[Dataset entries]
--- begin ---

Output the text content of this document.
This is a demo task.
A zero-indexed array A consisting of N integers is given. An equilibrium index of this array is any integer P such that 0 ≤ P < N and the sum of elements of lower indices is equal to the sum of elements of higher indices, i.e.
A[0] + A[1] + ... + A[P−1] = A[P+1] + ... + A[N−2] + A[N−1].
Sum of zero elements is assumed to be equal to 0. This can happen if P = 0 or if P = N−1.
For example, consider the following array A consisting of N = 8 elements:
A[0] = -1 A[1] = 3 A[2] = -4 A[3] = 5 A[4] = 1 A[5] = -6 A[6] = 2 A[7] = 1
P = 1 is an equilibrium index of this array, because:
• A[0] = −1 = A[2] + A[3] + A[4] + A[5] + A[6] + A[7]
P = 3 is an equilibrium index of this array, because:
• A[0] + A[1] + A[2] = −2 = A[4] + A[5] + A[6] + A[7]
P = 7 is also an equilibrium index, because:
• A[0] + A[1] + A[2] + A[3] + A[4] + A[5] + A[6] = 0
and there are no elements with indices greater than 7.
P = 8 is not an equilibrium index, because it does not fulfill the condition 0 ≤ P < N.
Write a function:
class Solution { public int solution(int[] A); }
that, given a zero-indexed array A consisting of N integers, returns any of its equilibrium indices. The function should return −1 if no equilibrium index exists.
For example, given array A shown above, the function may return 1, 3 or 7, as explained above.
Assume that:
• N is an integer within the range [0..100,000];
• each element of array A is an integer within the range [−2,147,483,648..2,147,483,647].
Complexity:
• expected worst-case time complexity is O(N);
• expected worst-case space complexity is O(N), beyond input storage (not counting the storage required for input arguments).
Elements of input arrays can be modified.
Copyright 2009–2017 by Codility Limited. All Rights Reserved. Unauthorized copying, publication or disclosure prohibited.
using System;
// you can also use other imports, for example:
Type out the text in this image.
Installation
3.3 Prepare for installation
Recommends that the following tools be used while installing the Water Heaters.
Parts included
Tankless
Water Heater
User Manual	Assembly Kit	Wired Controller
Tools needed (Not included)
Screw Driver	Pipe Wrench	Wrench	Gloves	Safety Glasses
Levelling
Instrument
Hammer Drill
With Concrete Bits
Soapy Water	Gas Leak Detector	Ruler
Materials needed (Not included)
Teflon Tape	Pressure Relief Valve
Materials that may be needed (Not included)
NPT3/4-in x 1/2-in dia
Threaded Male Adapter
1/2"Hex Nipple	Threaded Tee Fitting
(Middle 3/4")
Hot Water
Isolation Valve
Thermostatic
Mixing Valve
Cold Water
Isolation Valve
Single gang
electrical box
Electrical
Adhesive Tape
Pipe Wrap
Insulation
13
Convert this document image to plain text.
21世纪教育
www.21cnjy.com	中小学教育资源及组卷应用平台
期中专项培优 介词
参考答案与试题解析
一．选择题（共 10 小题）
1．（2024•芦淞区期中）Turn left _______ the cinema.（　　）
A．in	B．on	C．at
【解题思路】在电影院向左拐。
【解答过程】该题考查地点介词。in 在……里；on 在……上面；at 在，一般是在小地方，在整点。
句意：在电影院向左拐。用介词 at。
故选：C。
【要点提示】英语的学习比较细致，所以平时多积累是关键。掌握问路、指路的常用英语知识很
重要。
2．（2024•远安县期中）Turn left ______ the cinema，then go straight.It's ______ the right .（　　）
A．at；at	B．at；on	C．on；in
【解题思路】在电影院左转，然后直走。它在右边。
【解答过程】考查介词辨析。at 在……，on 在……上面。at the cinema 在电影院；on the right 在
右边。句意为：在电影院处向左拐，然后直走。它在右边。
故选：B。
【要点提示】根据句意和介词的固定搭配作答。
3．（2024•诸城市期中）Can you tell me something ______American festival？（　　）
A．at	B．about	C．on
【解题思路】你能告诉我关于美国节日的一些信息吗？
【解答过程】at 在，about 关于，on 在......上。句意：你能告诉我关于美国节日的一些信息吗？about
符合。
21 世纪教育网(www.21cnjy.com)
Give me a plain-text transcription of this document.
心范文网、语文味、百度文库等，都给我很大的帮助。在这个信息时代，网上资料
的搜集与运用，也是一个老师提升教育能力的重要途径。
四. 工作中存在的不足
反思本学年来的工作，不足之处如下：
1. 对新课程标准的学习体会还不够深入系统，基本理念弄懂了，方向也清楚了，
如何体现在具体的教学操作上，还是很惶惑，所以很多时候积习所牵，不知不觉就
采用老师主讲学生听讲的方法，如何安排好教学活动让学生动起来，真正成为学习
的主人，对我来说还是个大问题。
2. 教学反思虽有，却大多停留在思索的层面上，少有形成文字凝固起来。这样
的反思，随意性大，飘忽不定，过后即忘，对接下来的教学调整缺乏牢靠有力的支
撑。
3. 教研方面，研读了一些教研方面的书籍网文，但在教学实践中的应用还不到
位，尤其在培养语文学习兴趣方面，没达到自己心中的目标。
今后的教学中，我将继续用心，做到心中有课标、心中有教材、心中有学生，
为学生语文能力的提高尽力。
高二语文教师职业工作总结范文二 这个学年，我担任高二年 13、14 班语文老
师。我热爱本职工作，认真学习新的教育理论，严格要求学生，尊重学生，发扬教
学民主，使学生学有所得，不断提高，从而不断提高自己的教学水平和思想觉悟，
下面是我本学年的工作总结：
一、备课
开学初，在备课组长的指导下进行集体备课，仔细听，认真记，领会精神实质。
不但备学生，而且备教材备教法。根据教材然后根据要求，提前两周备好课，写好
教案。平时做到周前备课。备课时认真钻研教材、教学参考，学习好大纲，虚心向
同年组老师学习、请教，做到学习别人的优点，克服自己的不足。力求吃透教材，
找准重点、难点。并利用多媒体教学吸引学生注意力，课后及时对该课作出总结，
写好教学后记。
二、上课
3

--- end ---

**To be done:**
Every line that holds the word "然后直走" should be extracted.

**Solution for this task:**
【解题思路】在电影院左转，然后直走。它在右边。
右边。句意为：在电影院处向左拐，然后直走。它在右边。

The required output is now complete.